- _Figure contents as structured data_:
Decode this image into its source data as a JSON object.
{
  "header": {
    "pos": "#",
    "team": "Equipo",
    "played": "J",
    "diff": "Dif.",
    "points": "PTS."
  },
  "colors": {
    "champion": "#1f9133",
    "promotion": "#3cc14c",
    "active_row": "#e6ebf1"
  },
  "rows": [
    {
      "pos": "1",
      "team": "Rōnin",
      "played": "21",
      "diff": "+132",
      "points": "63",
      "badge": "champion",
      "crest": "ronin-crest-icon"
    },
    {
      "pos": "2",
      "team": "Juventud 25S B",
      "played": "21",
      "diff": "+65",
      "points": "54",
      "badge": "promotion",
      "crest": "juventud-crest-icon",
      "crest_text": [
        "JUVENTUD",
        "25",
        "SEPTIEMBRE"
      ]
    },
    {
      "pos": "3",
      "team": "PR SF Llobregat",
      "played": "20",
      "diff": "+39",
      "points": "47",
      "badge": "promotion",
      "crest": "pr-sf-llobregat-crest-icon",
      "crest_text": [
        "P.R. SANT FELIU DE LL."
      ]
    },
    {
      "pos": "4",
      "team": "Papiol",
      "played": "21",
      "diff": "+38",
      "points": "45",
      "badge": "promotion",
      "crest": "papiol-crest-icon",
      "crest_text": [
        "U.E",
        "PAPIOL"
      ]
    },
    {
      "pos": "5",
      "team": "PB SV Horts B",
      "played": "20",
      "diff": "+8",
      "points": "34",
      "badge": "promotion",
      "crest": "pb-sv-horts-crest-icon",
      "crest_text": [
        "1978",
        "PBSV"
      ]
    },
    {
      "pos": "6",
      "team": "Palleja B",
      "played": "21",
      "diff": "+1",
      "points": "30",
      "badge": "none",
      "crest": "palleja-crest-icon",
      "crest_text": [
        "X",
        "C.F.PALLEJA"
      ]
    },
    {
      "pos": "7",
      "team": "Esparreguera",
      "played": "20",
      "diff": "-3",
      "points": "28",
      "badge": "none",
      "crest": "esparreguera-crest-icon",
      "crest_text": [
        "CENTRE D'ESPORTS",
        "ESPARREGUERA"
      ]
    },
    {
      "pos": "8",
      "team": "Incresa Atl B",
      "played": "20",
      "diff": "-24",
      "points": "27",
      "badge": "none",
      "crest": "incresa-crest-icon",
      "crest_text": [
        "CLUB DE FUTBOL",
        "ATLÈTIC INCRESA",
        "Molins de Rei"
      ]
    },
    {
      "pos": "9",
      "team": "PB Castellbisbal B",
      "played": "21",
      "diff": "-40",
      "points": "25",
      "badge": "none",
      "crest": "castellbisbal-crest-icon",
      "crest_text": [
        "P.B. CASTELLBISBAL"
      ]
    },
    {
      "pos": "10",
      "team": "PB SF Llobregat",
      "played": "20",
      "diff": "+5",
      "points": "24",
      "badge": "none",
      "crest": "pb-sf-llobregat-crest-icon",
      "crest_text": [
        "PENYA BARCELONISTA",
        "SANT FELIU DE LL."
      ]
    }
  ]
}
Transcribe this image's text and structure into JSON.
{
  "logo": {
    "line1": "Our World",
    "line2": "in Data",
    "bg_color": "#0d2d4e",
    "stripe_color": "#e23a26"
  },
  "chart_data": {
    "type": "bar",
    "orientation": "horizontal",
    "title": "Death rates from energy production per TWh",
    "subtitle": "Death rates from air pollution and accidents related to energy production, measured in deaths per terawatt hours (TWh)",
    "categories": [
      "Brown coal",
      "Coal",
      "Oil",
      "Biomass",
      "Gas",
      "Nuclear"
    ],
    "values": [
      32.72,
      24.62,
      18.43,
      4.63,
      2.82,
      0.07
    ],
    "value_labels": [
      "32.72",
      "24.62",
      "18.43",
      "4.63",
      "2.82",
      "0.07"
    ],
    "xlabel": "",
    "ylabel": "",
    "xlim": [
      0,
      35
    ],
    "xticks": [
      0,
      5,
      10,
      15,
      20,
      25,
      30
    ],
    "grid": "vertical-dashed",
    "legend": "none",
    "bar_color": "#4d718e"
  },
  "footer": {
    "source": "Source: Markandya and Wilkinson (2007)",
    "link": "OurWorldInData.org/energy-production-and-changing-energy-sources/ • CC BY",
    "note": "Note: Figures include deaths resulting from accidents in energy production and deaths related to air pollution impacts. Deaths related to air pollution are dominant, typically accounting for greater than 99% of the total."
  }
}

- _Challenge_: All of the entries above should be written out again exactly.

- _Output of the task_:
Decode this image into its source data as a JSON object.
{
  "header": {
    "pos": "#",
    "team": "Equipo",
    "played": "J",
    "diff": "Dif.",
    "points": "PTS."
  },
  "colors": {
    "champion": "#1f9133",
    "promotion": "#3cc14c",
    "active_row": "#e6ebf1"
  },
  "rows": [
    {
      "pos": "1",
      "team": "Rōnin",
      "played": "21",
      "diff": "+132",
      "points": "63",
      "badge": "champion",
      "crest": "ronin-crest-icon"
    },
    {
      "pos": "2",
      "team": "Juventud 25S B",
      "played": "21",
      "diff": "+65",
      "points": "54",
      "badge": "promotion",
      "crest": "juventud-crest-icon",
      "crest_text": [
        "JUVENTUD",
        "25",
        "SEPTIEMBRE"
      ]
    },
    {
      "pos": "3",
      "team": "PR SF Llobregat",
      "played": "20",
      "diff": "+39",
      "points": "47",
      "badge": "promotion",
      "crest": "pr-sf-llobregat-crest-icon",
      "crest_text": [
        "P.R. SANT FELIU DE LL."
      ]
    },
    {
      "pos": "4",
      "team": "Papiol",
      "played": "21",
      "diff": "+38",
      "points": "45",
      "badge": "promotion",
      "crest": "papiol-crest-icon",
      "crest_text": [
        "U.E",
        "PAPIOL"
      ]
    },
    {
      "pos": "5",
      "team": "PB SV Horts B",
      "played": "20",
      "diff": "+8",
      "points": "34",
      "badge": "promotion",
      "crest": "pb-sv-horts-crest-icon",
      "crest_text": [
        "1978",
        "PBSV"
      ]
    },
    {
      "pos": "6",
      "team": "Palleja B",
      "played": "21",
      "diff": "+1",
      "points": "30",
      "badge": "none",
      "crest": "palleja-crest-icon",
      "crest_text": [
        "X",
        "C.F.PALLEJA"
      ]
    },
    {
      "pos": "7",
      "team": "Esparreguera",
      "played": "20",
      "diff": "-3",
      "points": "28",
      "badge": "none",
      "crest": "esparreguera-crest-icon",
      "crest_text": [
        "CENTRE D'ESPORTS",
        "ESPARREGUERA"
      ]
    },
    {
      "pos": "8",
      "team": "Incresa Atl B",
      "played": "20",
      "diff": "-24",
      "points": "27",
      "badge": "none",
      "crest": "incresa-crest-icon",
      "crest_text": [
        "CLUB DE FUTBOL",
        "ATLÈTIC INCRESA",
        "Molins de Rei"
      ]
    },
    {
      "pos": "9",
      "team": "PB Castellbisbal B",
      "played": "21",
      "diff": "-40",
      "points": "25",
      "badge": "none",
      "crest": "castellbisbal-crest-icon",
      "crest_text": [
        "P.B. CASTELLBISBAL"
      ]
    },
    {
      "pos": "10",
      "team": "PB SF Llobregat",
      "played": "20",
      "diff": "+5",
      "points": "24",
      "badge": "none",
      "crest": "pb-sf-llobregat-crest-icon",
      "crest_text": [
        "PENYA BARCELONISTA",
        "SANT FELIU DE LL."
      ]
    }
  ]
}
Transcribe this image's text and structure into JSON.
{
  "logo": {
    "line1": "Our World",
    "line2": "in Data",
    "bg_color": "#0d2d4e",
    "stripe_color": "#e23a26"
  },
  "chart_data": {
    "type": "bar",
    "orientation": "horizontal",
    "title": "Death rates from energy production per TWh",
    "subtitle": "Death rates from air pollution and accidents related to energy production, measured in deaths per terawatt hours (TWh)",
    "categories": [
      "Brown coal",
      "Coal",
      "Oil",
      "Biomass",
      "Gas",
      "Nuclear"
    ],
    "values": [
      32.72,
      24.62,
      18.43,
      4.63,
      2.82,
      0.07
    ],
    "value_labels": [
      "32.72",
      "24.62",
      "18.43",
      "4.63",
      "2.82",
      "0.07"
    ],
    "xlabel": "",
    "ylabel": "",
    "xlim": [
      0,
      35
    ],
    "xticks": [
      0,
      5,
      10,
      15,
      20,
      25,
      30
    ],
    "grid": "vertical-dashed",
    "legend": "none",
    "bar_color": "#4d718e"
  },
  "footer": {
    "source": "Source: Markandya and Wilkinson (2007)",
    "link": "OurWorldInData.org/energy-production-and-changing-energy-sources/ • CC BY",
    "note": "Note: Figures include deaths resulting from accidents in energy production and deaths related to air pollution impacts. Deaths related to air pollution are dominant, typically accounting for greater than 99% of the total."
  }
}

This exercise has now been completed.